**Entries shown:**
↓

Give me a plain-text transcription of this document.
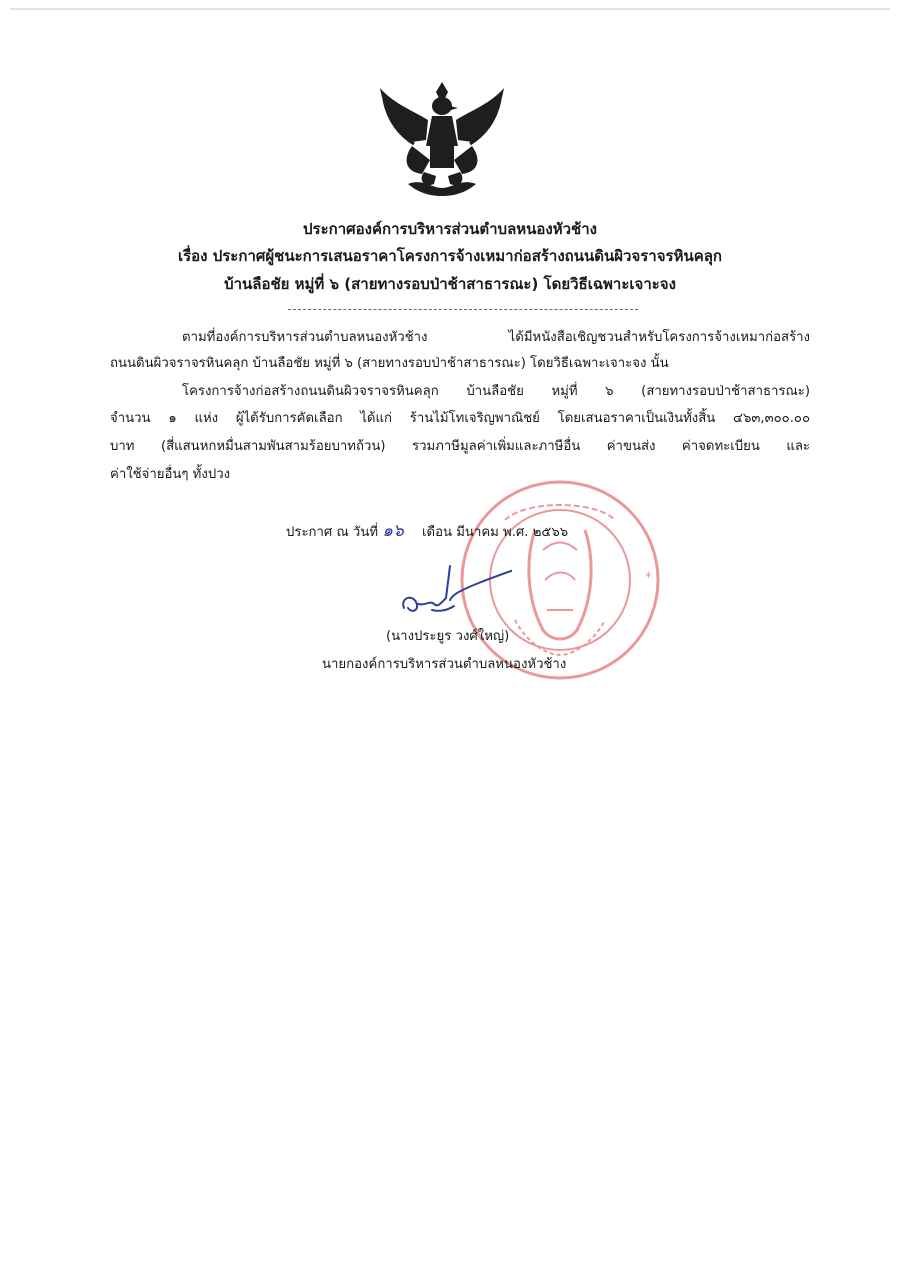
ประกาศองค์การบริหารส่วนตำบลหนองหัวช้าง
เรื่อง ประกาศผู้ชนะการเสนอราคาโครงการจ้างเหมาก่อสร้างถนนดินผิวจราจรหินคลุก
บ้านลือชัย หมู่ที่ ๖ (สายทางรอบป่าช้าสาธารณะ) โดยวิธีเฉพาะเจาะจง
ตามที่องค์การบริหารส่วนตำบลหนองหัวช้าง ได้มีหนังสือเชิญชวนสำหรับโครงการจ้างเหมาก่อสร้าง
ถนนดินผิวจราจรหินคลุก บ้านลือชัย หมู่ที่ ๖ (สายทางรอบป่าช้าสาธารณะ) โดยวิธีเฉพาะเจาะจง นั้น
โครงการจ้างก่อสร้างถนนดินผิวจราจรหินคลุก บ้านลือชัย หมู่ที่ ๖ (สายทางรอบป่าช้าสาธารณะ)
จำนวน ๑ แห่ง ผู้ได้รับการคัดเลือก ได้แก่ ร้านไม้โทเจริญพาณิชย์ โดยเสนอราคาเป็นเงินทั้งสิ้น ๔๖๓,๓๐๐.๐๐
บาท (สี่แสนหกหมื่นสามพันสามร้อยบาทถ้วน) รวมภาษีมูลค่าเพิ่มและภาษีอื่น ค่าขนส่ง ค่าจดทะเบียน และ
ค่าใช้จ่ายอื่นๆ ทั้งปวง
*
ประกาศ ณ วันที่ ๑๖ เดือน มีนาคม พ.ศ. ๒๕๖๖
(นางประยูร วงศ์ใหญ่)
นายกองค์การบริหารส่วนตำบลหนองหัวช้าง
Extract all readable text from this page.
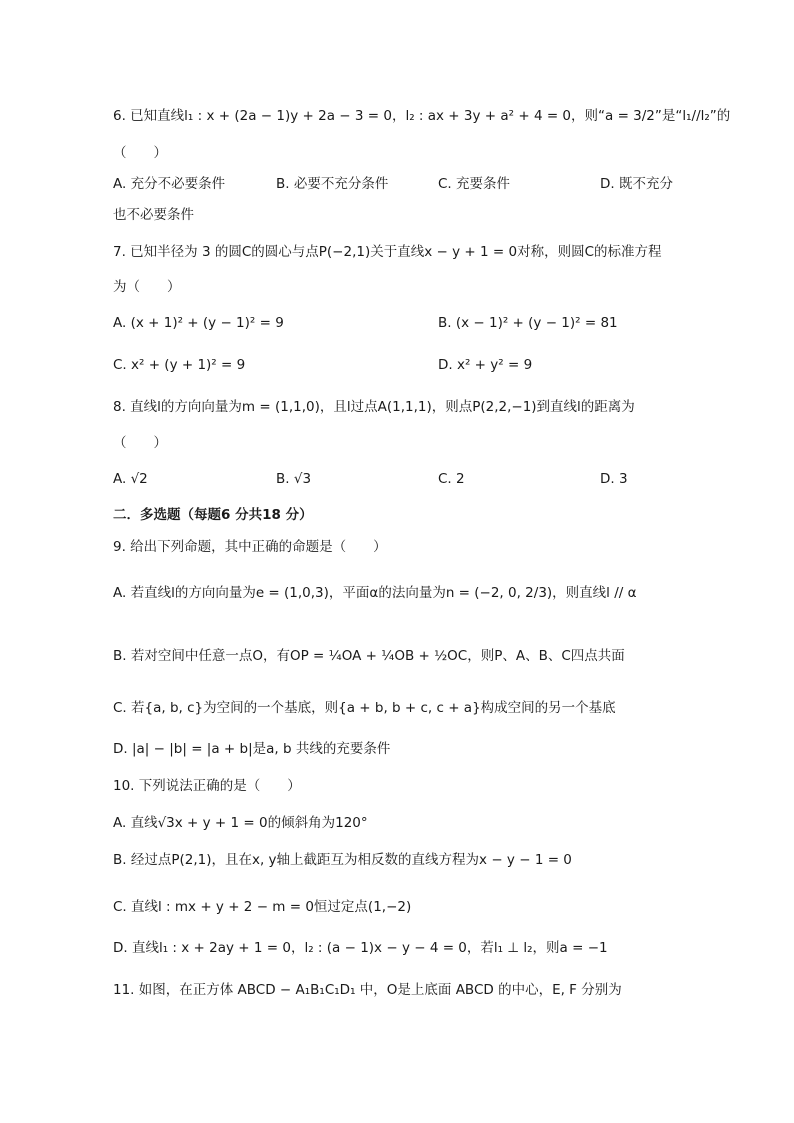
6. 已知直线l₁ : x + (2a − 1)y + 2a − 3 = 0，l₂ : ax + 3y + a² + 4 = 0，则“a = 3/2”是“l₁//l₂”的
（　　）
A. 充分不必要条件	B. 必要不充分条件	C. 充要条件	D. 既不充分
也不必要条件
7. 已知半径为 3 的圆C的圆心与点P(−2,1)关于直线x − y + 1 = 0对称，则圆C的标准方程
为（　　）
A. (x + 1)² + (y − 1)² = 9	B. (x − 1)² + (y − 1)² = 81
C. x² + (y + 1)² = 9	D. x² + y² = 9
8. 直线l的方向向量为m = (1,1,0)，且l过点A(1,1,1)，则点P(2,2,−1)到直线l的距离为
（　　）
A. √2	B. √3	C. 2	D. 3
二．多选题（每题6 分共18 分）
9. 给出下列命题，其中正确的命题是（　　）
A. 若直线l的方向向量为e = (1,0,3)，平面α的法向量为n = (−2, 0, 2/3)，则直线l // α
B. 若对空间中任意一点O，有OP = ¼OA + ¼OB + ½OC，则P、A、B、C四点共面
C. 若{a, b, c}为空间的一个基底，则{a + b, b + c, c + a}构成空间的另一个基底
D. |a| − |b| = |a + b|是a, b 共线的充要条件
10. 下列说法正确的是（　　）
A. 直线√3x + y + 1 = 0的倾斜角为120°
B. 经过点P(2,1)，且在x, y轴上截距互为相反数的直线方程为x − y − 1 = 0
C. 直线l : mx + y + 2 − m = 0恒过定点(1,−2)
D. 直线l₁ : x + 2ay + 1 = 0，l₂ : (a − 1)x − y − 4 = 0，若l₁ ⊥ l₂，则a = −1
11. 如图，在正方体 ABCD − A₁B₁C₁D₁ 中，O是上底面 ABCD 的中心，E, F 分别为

↑

**Task directions:** Omit the pictures and reproduce the listing exactly.

**The reply:**
Give me a plain-text transcription of this document.
ประกาศองค์การบริหารส่วนตำบลหนองหัวช้าง
เรื่อง ประกาศผู้ชนะการเสนอราคาโครงการจ้างเหมาก่อสร้างถนนดินผิวจราจรหินคลุก
บ้านลือชัย หมู่ที่ ๖ (สายทางรอบป่าช้าสาธารณะ) โดยวิธีเฉพาะเจาะจง
ตามที่องค์การบริหารส่วนตำบลหนองหัวช้าง ได้มีหนังสือเชิญชวนสำหรับโครงการจ้างเหมาก่อสร้าง
ถนนดินผิวจราจรหินคลุก บ้านลือชัย หมู่ที่ ๖ (สายทางรอบป่าช้าสาธารณะ) โดยวิธีเฉพาะเจาะจง นั้น
โครงการจ้างก่อสร้างถนนดินผิวจราจรหินคลุก บ้านลือชัย หมู่ที่ ๖ (สายทางรอบป่าช้าสาธารณะ)
จำนวน ๑ แห่ง ผู้ได้รับการคัดเลือก ได้แก่ ร้านไม้โทเจริญพาณิชย์ โดยเสนอราคาเป็นเงินทั้งสิ้น ๔๖๓,๓๐๐.๐๐
บาท (สี่แสนหกหมื่นสามพันสามร้อยบาทถ้วน) รวมภาษีมูลค่าเพิ่มและภาษีอื่น ค่าขนส่ง ค่าจดทะเบียน และ
ค่าใช้จ่ายอื่นๆ ทั้งปวง
*
ประกาศ ณ วันที่ ๑๖ เดือน มีนาคม พ.ศ. ๒๕๖๖
(นางประยูร วงศ์ใหญ่)
นายกองค์การบริหารส่วนตำบลหนองหัวช้าง
Extract all readable text from this page.
6. 已知直线l₁ : x + (2a − 1)y + 2a − 3 = 0，l₂ : ax + 3y + a² + 4 = 0，则“a = 3/2”是“l₁//l₂”的
（　　）
A. 充分不必要条件	B. 必要不充分条件	C. 充要条件	D. 既不充分
也不必要条件
7. 已知半径为 3 的圆C的圆心与点P(−2,1)关于直线x − y + 1 = 0对称，则圆C的标准方程
为（　　）
A. (x + 1)² + (y − 1)² = 9	B. (x − 1)² + (y − 1)² = 81
C. x² + (y + 1)² = 9	D. x² + y² = 9
8. 直线l的方向向量为m = (1,1,0)，且l过点A(1,1,1)，则点P(2,2,−1)到直线l的距离为
（　　）
A. √2	B. √3	C. 2	D. 3
二．多选题（每题6 分共18 分）
9. 给出下列命题，其中正确的命题是（　　）
A. 若直线l的方向向量为e = (1,0,3)，平面α的法向量为n = (−2, 0, 2/3)，则直线l // α
B. 若对空间中任意一点O，有OP = ¼OA + ¼OB + ½OC，则P、A、B、C四点共面
C. 若{a, b, c}为空间的一个基底，则{a + b, b + c, c + a}构成空间的另一个基底
D. |a| − |b| = |a + b|是a, b 共线的充要条件
10. 下列说法正确的是（　　）
A. 直线√3x + y + 1 = 0的倾斜角为120°
B. 经过点P(2,1)，且在x, y轴上截距互为相反数的直线方程为x − y − 1 = 0
C. 直线l : mx + y + 2 − m = 0恒过定点(1,−2)
D. 直线l₁ : x + 2ay + 1 = 0，l₂ : (a − 1)x − y − 4 = 0，若l₁ ⊥ l₂，则a = −1
11. 如图，在正方体 ABCD − A₁B₁C₁D₁ 中，O是上底面 ABCD 的中心，E, F 分别为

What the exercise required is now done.